Go through the records and copy each line where the word "text" occurs.

[Lines of data]:
═══

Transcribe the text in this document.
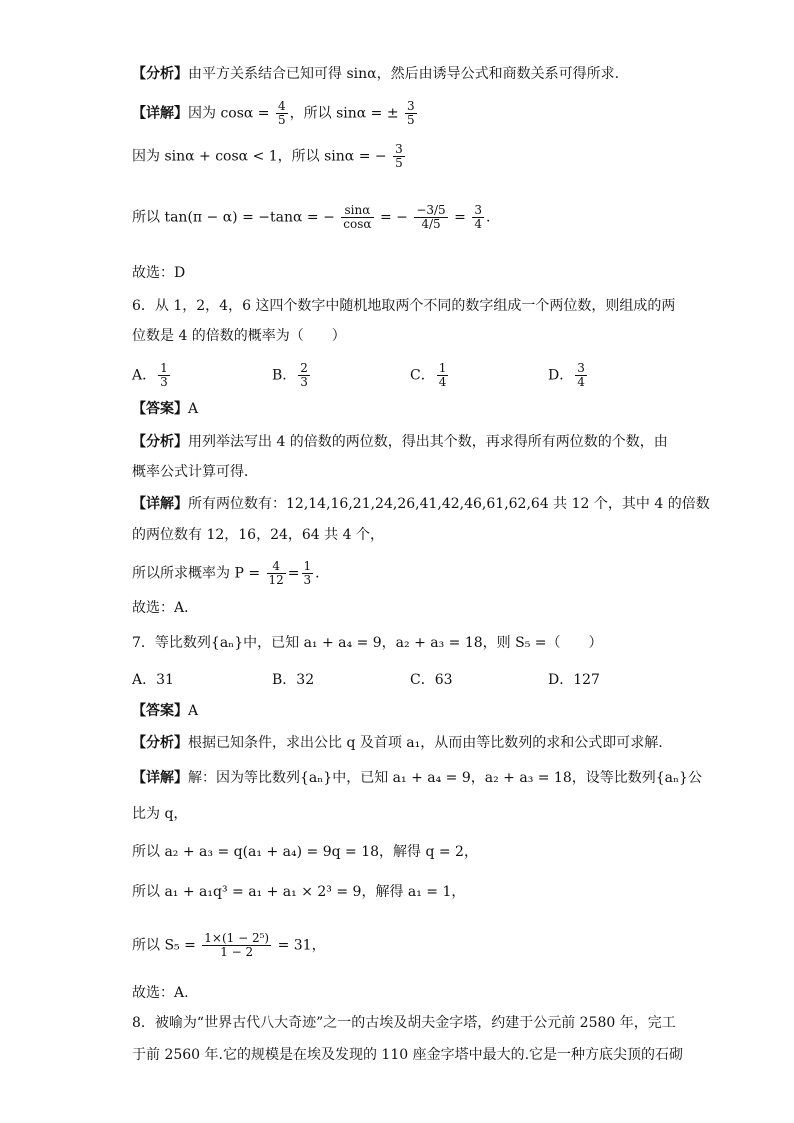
【分析】由平方关系结合已知可得 sinα，然后由诱导公式和商数关系可得所求.
【详解】因为 $\cos\alpha = \frac{4}{5}$ ，所以 sinα = ± $\frac{3}{5}$
因为 sinα + cosα < 1，所以 sinα = − $\frac{3}{5}$
所以 tan(π − α) = −tanα = − $\frac{\sin\alpha}{\cos\alpha}$ = − $\frac{-3/5}{4/5} = \frac{3}{4}$ .
故选：D
6．从 1，2，4，6 这四个数字中随机地取两个不同的数字组成一个两位数，则组成的两
位数是 4 的倍数的概率为（　　）
A． $\frac{1}{3}$	B． $\frac{2}{3}$	C． $\frac{1}{4}$	D． $\frac{3}{4}$
【答案】A
【分析】用列举法写出 4 的倍数的两位数，得出其个数，再求得所有两位数的个数，由
概率公式计算可得．
【详解】所有两位数有：12,14,16,21,24,26,41,42,46,61,62,64 共 12 个，其中 4 的倍数
的两位数有 12，16，24，64 共 4 个，
所以所求概率为 $P = \frac{4}{12} = \frac{1}{3}$ .
故选：A．
7．等比数列{aₙ}中，已知 a₁ + a₄ = 9，a₂ + a₃ = 18，则 S₅ =（　　）
A．31	B．32	C．63	D．127
【答案】A
【分析】根据已知条件，求出公比 q 及首项 a₁，从而由等比数列的求和公式即可求解.
【详解】解：因为等比数列{aₙ}中，已知 a₁ + a₄ = 9，a₂ + a₃ = 18，设等比数列{aₙ}公
比为 q，
所以 a₂ + a₃ = q(a₁ + a₄) = 9q = 18，解得 q = 2，
所以 a₁ + a₁q³ = a₁ + a₁ × 2³ = 9，解得 a₁ = 1，
所以 $S_5 = \frac{\text{1×(1 − 2⁵)}}{1 - 2} = 31$，
故选：A.
8．被喻为“世界古代八大奇迹”之一的古埃及胡夫金字塔，约建于公元前 2580 年，完工
于前 2560 年.它的规模是在埃及发现的 110 座金字塔中最大的.它是一种方底尖顶的石砌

═══

[RESPONSE]:
Transcribe the text in this document.
所以 $S_5 = \frac{\text{1×(1 − 2⁵)}}{1 - 2} = 31$，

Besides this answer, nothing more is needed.